* **Request**
Copy all lines that contain the word "առանձնանում".
* start *
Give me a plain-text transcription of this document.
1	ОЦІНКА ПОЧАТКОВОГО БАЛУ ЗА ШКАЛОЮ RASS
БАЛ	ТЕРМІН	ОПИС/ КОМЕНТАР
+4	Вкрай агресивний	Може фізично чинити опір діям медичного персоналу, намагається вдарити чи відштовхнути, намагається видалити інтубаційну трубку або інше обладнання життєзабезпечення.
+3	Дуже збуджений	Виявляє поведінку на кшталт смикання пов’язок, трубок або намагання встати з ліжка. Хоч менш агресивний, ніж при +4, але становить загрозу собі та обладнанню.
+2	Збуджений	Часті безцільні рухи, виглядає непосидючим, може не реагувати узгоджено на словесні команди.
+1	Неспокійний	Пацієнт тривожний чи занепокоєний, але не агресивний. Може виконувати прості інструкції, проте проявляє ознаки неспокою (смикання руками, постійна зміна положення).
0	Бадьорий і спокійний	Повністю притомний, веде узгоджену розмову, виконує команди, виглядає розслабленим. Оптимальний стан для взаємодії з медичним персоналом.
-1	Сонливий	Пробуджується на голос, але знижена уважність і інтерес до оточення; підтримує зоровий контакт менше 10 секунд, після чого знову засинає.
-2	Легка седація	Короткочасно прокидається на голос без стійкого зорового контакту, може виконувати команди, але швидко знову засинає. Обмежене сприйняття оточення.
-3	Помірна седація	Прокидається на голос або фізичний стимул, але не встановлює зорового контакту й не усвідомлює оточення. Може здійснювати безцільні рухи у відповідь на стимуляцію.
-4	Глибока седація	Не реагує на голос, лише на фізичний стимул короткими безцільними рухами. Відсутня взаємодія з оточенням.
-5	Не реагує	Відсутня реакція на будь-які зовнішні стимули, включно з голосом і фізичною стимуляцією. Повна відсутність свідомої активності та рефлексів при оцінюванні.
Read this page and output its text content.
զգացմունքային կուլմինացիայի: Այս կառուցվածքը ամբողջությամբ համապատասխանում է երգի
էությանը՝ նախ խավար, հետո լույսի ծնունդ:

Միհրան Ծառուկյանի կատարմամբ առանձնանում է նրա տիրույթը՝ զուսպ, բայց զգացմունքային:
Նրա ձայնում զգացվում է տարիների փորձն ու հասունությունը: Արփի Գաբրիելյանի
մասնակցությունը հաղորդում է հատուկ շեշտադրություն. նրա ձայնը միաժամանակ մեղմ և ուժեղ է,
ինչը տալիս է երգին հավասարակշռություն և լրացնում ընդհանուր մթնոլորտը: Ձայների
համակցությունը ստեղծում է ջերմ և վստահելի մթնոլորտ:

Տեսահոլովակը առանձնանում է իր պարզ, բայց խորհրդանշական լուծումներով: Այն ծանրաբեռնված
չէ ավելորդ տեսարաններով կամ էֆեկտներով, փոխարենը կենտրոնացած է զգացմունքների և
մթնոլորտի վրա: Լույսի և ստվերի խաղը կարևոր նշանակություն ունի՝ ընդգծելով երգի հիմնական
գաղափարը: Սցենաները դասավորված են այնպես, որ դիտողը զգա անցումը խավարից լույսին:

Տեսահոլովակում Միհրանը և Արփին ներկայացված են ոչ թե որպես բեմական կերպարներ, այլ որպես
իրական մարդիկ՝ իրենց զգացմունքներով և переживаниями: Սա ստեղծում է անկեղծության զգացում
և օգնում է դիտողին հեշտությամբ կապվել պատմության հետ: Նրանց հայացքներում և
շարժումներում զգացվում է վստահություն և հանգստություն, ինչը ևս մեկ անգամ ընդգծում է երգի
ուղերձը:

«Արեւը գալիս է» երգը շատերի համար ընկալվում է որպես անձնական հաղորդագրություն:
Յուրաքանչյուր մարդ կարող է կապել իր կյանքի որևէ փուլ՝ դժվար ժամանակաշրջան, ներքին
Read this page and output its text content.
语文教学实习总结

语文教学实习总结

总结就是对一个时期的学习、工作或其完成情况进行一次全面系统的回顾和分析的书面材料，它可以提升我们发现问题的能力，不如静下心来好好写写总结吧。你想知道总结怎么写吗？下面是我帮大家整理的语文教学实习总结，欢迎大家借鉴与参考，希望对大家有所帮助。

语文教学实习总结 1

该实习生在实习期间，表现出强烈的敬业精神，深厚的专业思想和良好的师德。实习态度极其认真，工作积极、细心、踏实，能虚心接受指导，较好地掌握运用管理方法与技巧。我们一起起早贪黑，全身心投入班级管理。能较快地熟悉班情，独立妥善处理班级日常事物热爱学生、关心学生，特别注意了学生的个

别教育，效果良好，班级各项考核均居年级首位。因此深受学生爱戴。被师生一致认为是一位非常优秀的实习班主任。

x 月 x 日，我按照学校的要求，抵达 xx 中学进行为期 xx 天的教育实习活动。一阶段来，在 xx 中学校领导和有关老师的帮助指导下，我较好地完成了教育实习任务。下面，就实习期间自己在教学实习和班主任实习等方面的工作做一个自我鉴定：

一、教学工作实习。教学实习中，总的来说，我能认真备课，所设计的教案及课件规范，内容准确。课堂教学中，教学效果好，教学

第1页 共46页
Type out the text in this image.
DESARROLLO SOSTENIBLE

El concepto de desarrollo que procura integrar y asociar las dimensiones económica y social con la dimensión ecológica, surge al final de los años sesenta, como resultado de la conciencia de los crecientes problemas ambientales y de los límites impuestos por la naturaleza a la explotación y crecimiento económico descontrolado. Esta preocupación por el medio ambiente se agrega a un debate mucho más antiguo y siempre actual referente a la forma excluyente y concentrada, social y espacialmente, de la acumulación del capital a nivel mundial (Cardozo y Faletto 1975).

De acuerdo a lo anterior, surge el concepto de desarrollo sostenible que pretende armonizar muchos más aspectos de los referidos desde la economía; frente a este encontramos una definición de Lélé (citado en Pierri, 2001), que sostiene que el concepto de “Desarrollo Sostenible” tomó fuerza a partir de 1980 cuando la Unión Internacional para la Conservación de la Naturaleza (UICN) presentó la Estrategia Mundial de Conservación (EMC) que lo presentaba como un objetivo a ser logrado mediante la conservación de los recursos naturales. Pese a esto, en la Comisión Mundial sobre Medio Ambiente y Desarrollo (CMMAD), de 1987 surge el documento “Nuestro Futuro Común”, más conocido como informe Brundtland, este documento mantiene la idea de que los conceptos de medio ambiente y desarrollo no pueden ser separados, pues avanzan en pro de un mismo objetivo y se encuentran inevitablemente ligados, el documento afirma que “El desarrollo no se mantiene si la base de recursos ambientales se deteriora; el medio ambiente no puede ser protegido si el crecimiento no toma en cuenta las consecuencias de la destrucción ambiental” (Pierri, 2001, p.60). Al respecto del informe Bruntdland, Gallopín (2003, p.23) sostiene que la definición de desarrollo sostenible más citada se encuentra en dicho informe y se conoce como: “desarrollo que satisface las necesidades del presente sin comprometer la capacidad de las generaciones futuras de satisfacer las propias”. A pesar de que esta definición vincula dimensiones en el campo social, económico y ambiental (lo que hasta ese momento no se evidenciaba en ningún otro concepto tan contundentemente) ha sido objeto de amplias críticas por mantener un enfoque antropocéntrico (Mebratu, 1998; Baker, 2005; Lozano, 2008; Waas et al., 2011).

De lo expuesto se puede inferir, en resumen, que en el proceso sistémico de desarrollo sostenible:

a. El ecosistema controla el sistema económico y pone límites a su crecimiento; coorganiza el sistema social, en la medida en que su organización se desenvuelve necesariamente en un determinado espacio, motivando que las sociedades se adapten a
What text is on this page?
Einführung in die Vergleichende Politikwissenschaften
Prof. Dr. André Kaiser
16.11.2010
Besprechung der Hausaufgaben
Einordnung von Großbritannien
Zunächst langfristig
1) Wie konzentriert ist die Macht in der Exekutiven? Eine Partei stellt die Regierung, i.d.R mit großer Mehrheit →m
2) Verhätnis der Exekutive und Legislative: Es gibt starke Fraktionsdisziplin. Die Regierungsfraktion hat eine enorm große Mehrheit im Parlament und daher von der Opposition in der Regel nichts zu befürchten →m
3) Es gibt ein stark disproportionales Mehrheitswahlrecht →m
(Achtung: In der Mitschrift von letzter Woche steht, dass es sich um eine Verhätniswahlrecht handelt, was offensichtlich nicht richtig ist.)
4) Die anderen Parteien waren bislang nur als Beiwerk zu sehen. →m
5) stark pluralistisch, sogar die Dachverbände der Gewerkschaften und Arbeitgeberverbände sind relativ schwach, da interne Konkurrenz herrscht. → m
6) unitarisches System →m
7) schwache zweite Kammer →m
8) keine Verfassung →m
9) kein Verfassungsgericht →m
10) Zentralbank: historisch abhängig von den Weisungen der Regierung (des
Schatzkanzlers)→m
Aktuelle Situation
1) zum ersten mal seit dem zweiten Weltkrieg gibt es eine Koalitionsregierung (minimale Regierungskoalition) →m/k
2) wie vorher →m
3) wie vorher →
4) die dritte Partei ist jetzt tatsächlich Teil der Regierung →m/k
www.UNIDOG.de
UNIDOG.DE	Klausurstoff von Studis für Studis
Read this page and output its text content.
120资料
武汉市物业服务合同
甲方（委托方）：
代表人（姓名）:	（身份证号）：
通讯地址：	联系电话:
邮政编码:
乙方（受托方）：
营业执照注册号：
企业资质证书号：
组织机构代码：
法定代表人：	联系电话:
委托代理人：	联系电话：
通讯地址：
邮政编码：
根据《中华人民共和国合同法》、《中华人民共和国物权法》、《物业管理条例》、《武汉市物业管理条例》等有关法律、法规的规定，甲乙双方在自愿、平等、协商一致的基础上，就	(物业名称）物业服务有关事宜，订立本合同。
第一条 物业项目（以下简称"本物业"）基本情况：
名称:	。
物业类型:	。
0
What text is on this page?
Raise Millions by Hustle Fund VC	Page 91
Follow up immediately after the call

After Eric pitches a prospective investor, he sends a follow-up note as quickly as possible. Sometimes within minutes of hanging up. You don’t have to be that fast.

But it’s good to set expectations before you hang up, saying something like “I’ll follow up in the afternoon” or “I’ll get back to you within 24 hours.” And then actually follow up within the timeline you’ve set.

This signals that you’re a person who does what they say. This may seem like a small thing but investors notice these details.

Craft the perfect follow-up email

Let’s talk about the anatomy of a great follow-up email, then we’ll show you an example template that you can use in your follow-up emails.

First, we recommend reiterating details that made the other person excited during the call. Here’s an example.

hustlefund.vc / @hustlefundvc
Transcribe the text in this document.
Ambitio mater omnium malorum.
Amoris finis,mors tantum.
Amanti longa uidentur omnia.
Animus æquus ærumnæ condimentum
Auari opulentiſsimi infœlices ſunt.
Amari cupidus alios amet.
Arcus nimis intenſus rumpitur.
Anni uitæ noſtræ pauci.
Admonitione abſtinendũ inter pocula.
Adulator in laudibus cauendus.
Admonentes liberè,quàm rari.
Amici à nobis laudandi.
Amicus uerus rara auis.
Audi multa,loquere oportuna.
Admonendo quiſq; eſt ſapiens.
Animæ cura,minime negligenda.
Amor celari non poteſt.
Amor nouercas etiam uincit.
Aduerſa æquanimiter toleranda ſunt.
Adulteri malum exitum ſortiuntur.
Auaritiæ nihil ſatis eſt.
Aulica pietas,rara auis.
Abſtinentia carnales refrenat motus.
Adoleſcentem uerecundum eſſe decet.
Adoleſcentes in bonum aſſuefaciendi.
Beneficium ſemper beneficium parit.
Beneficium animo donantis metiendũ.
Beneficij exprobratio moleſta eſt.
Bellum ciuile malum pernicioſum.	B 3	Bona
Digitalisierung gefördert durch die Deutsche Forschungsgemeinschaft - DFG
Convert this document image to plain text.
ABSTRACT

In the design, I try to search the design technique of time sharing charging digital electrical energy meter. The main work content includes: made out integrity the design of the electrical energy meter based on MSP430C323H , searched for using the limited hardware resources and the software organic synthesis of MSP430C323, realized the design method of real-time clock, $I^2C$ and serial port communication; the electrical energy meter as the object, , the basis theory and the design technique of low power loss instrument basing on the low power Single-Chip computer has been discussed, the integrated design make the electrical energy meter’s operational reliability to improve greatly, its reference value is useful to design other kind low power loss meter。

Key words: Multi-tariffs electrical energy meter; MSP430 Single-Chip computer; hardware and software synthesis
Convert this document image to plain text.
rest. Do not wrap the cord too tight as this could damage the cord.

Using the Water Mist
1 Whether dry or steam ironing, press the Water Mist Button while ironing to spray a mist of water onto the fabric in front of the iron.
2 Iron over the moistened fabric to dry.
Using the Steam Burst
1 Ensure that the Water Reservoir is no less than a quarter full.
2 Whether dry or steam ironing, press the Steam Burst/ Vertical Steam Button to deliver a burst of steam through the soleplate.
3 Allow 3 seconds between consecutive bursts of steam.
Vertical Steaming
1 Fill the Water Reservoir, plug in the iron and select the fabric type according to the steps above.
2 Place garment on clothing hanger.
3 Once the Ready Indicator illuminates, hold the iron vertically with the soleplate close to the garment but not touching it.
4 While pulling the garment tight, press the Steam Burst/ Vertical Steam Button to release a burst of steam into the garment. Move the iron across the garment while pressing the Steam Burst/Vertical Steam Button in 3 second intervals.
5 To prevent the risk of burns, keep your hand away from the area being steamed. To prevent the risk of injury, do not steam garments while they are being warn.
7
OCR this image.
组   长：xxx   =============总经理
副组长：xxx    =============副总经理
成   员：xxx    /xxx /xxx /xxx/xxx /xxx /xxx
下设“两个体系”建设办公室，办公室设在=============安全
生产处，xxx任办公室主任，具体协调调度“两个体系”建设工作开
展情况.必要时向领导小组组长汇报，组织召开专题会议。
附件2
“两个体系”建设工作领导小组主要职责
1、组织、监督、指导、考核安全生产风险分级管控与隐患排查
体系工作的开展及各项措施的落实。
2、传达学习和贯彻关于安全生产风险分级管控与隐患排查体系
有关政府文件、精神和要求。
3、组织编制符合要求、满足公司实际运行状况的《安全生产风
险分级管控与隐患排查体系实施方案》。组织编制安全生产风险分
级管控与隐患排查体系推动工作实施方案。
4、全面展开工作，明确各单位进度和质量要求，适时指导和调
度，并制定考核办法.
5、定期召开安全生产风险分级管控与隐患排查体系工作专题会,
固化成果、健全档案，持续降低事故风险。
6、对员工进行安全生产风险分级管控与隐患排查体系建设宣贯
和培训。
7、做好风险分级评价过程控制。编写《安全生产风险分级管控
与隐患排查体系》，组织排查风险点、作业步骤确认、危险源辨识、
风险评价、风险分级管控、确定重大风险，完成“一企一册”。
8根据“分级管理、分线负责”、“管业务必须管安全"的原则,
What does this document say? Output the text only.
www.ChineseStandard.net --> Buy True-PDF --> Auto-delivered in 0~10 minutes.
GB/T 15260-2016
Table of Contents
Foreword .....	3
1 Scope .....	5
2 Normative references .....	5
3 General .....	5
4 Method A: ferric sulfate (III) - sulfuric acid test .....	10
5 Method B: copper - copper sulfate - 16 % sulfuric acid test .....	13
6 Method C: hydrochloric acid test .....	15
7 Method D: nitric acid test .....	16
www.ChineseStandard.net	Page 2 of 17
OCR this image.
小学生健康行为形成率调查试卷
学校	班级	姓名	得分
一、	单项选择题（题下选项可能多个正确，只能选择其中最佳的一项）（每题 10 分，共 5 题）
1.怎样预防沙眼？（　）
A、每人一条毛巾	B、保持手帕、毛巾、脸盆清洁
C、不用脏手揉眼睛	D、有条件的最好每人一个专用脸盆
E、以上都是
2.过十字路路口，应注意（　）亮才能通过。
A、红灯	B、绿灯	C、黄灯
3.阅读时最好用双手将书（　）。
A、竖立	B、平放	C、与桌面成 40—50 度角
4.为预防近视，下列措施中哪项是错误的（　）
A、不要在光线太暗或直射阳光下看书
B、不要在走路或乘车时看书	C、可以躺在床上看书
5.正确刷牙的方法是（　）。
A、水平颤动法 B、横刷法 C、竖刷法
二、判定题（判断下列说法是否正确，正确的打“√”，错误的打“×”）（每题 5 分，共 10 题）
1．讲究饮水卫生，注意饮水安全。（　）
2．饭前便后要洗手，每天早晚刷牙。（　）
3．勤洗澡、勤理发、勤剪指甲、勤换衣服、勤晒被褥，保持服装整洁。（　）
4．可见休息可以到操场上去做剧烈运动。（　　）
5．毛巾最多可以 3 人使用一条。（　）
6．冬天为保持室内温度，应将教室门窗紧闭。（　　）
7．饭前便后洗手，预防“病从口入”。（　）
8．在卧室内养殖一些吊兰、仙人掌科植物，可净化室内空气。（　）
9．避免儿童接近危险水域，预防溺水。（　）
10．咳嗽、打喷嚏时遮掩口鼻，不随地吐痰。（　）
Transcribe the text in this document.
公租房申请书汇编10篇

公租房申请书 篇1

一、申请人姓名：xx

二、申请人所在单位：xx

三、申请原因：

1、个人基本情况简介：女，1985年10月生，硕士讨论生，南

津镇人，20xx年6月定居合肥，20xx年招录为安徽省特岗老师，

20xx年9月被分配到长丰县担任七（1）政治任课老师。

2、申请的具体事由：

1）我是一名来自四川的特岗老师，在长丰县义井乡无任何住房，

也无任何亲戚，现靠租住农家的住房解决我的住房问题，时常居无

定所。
* end *
* **The answer**
Միհրան Ծառուկյանի կատարմամբ առանձնանում է նրա տիրույթը՝ զուսպ, բայց զգացմունքային:
Տեսահոլովակը առանձնանում է իր պարզ, բայց խորհրդանշական լուծումներով: Այն ծանրաբեռնված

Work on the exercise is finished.